What the task requires =>
Scan each line of the records for the word "começou" and extract the ones that have it.

━━━━━ Record list ━━━━━

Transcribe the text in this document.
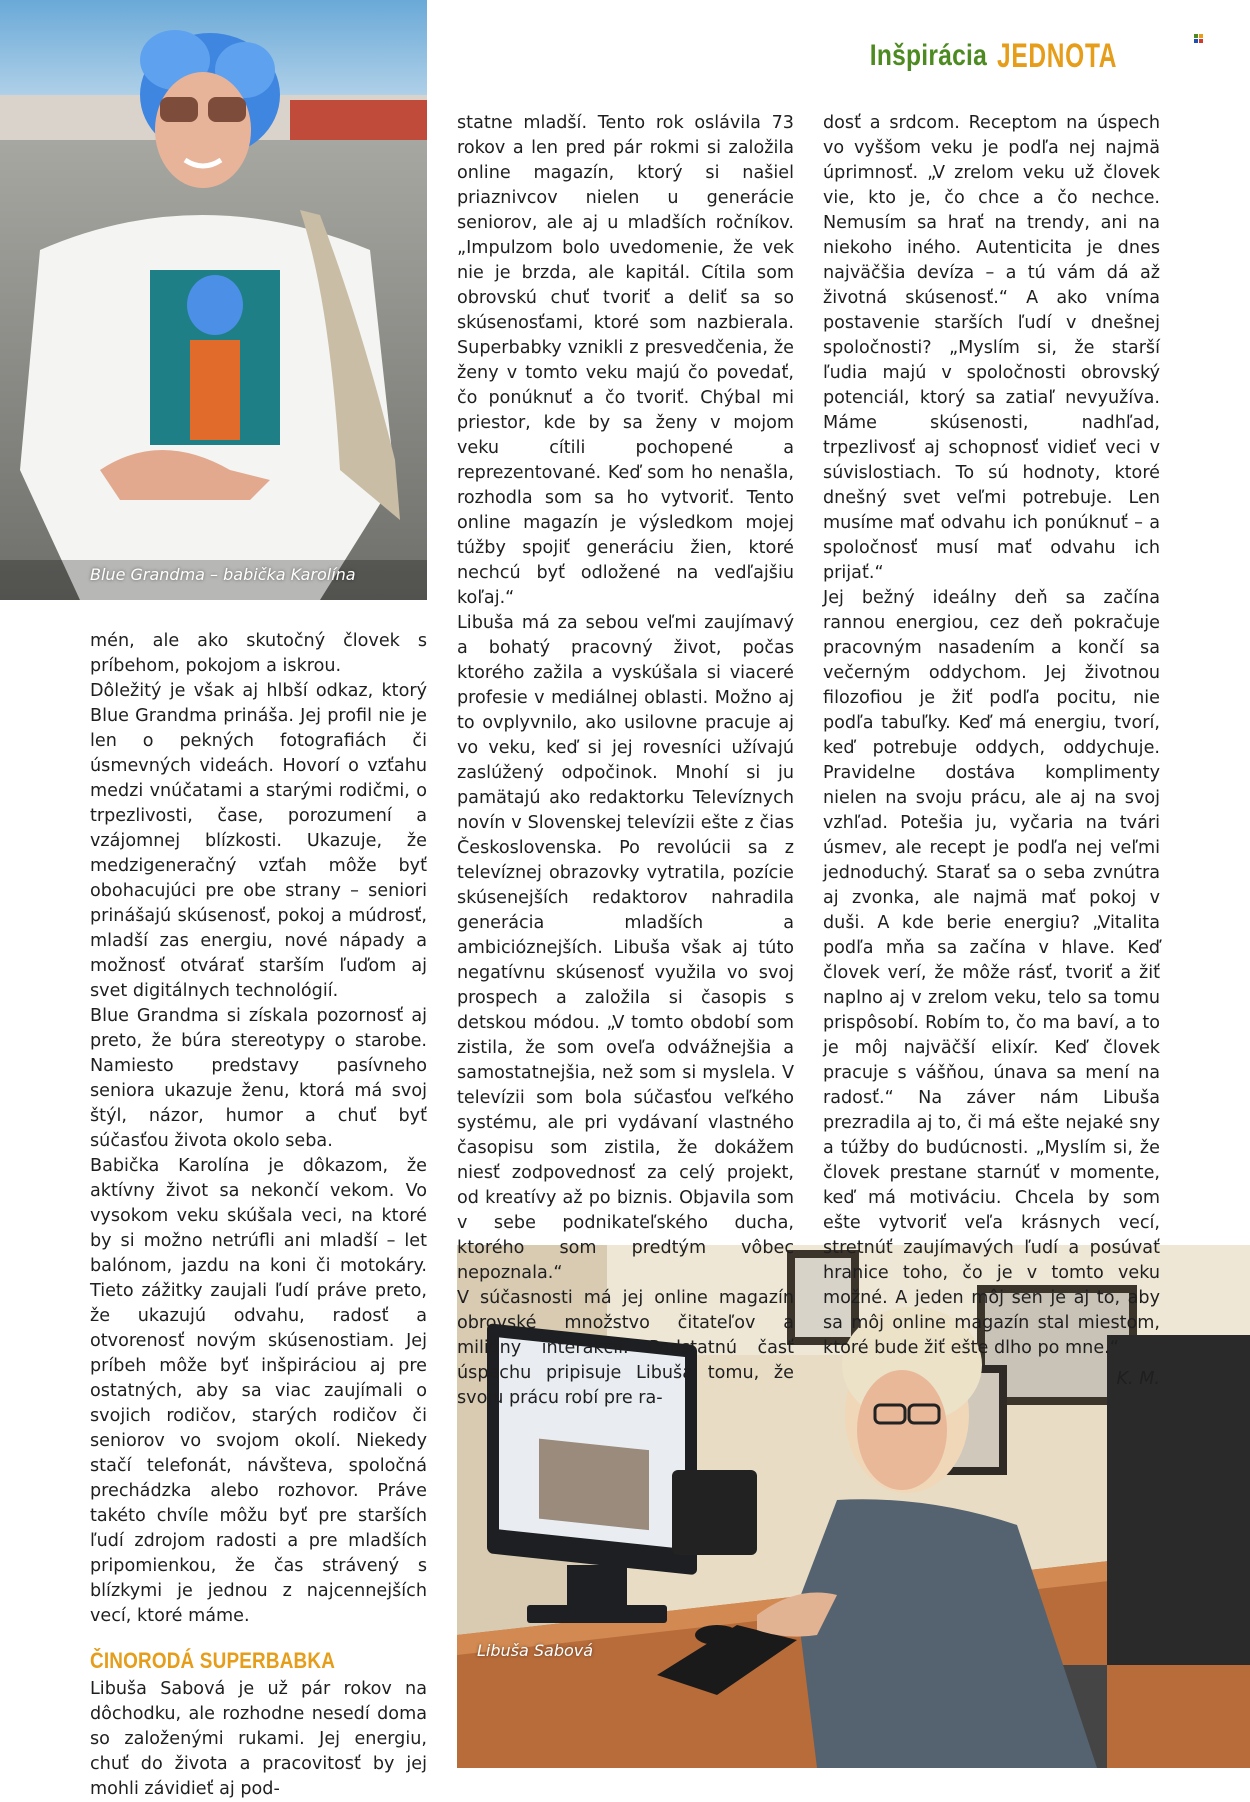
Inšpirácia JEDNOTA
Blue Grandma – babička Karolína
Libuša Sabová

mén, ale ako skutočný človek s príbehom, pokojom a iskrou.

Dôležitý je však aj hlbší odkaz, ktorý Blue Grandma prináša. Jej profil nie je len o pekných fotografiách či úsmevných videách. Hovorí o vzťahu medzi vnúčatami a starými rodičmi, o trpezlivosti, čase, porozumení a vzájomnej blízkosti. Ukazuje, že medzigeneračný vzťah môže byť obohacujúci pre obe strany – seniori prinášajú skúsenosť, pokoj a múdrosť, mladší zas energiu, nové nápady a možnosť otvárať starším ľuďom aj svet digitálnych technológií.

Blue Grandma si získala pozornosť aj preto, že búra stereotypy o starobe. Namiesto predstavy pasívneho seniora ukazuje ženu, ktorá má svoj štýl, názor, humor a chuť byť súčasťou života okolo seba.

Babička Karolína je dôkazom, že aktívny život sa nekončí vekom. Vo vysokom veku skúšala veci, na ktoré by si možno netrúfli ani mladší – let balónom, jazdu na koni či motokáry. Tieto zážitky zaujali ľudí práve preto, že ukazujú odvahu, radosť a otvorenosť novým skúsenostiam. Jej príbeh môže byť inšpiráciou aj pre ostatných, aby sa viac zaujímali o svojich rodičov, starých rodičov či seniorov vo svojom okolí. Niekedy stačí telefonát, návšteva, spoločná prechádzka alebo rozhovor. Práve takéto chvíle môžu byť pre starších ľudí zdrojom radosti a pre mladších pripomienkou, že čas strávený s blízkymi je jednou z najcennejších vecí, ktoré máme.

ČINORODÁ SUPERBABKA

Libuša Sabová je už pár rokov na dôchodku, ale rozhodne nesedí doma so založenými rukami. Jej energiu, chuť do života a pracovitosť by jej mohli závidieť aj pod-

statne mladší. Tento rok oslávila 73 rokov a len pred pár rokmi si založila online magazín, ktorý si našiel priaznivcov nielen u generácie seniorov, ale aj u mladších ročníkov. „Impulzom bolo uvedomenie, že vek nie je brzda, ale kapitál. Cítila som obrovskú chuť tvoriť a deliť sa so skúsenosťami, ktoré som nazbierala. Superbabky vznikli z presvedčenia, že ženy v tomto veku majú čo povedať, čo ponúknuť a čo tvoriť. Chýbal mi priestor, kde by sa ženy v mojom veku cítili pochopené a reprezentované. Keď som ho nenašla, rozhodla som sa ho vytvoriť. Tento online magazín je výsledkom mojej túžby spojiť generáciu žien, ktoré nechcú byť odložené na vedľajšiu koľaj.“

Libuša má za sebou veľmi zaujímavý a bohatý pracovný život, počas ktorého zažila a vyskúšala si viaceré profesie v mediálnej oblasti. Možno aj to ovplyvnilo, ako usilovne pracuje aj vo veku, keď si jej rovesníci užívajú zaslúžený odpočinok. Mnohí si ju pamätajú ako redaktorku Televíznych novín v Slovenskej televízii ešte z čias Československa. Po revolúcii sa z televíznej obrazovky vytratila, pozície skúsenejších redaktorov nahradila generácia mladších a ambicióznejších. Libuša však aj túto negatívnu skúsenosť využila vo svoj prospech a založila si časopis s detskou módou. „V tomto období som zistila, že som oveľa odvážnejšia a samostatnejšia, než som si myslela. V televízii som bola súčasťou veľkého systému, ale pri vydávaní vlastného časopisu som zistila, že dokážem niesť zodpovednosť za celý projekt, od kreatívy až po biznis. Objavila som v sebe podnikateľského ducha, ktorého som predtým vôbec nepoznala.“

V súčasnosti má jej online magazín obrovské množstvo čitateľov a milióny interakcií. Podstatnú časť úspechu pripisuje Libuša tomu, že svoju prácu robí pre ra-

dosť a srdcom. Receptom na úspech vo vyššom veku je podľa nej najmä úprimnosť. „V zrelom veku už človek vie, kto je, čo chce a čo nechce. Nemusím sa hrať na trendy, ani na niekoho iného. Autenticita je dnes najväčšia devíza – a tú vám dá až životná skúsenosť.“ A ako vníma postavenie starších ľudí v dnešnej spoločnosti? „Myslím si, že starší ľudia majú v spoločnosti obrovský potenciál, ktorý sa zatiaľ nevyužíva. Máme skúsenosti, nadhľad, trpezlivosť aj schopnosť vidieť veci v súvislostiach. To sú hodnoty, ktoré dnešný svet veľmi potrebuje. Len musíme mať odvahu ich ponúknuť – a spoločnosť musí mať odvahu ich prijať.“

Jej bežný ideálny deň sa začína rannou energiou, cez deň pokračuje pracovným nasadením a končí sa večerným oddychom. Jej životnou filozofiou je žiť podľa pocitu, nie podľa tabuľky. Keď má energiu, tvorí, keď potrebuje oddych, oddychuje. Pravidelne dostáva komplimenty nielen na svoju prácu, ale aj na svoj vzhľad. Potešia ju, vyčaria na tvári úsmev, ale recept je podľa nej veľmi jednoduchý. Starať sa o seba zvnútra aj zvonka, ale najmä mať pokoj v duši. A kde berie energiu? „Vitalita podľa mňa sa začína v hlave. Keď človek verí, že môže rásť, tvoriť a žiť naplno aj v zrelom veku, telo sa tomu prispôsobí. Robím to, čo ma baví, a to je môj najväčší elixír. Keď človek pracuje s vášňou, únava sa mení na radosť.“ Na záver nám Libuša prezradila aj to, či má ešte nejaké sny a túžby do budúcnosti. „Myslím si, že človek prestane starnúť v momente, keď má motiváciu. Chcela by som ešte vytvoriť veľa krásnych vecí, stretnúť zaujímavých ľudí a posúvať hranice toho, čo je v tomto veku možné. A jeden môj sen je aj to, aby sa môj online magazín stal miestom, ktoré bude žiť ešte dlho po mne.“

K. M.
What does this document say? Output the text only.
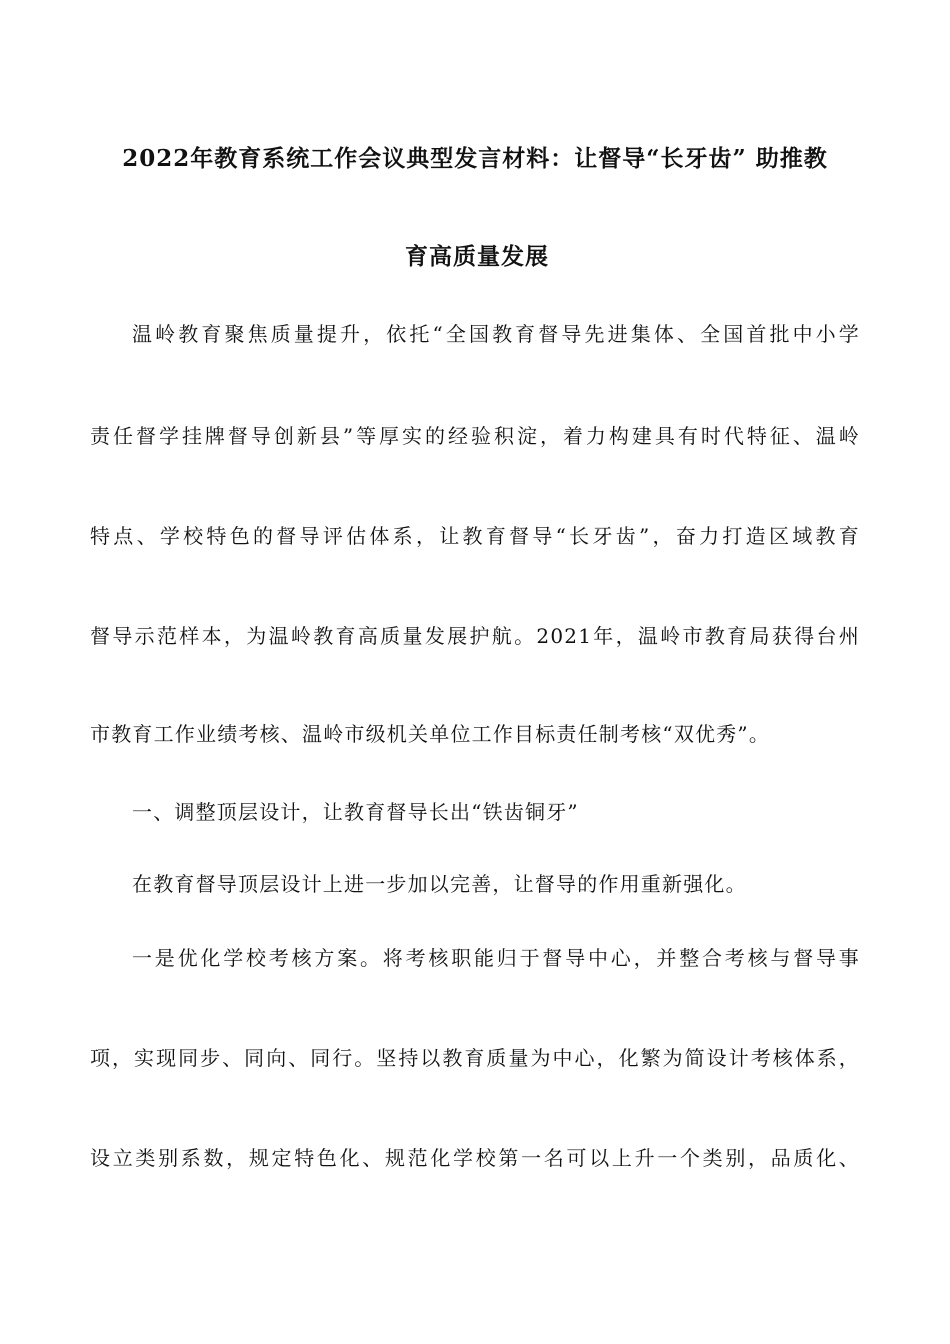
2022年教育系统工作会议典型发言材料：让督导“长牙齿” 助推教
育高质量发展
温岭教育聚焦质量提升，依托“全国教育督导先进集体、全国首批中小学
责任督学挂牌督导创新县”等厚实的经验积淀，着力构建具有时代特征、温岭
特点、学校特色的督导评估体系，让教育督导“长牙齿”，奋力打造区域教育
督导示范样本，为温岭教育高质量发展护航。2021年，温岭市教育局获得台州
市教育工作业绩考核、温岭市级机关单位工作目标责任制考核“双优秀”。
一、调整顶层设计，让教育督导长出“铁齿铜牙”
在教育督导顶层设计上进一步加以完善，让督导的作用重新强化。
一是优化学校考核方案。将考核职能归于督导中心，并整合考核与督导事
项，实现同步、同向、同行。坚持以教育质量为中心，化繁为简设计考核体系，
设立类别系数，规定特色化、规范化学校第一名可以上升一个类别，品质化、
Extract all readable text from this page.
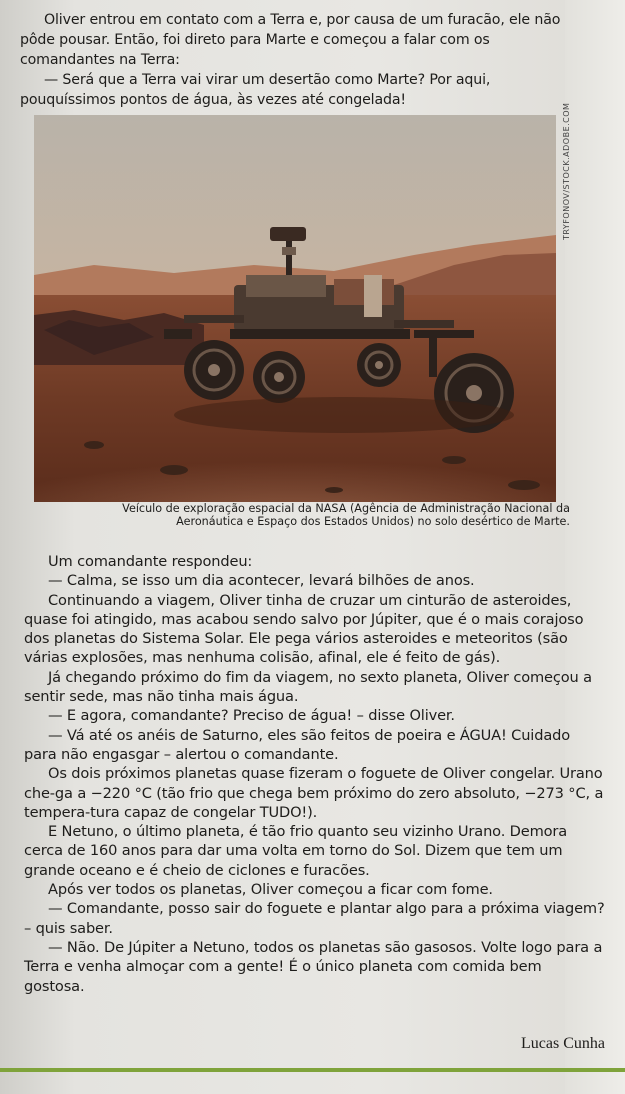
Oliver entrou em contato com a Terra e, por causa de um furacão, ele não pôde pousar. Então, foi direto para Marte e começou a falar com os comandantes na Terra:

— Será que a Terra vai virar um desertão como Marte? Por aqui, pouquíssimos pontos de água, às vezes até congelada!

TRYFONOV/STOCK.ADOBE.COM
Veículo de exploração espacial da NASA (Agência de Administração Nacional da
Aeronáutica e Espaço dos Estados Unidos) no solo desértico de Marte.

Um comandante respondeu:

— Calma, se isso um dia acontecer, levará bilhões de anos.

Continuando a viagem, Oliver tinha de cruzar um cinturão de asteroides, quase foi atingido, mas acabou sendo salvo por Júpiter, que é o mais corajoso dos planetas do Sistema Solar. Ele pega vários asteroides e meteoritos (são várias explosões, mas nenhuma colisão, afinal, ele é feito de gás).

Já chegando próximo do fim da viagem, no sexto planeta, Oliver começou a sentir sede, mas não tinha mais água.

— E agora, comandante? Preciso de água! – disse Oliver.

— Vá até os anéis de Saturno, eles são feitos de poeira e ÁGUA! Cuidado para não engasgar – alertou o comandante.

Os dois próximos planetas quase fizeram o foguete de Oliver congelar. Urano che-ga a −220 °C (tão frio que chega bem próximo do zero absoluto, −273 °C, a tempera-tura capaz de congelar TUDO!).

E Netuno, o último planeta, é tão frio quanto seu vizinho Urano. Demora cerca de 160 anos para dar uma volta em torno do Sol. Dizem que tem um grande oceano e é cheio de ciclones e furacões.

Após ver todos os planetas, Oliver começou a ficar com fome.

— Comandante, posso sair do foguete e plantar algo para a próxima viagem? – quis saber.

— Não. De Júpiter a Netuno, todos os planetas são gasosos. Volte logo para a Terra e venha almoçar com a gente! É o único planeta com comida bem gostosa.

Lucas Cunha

━━━━━

In response =>
Oliver entrou em contato com a Terra e, por causa de um furacão, ele não pôde pousar. Então, foi direto para Marte e começou a falar com os comandantes na Terra:
Já chegando próximo do fim da viagem, no sexto planeta, Oliver começou a sentir sede, mas não tinha mais água.
Após ver todos os planetas, Oliver começou a ficar com fome.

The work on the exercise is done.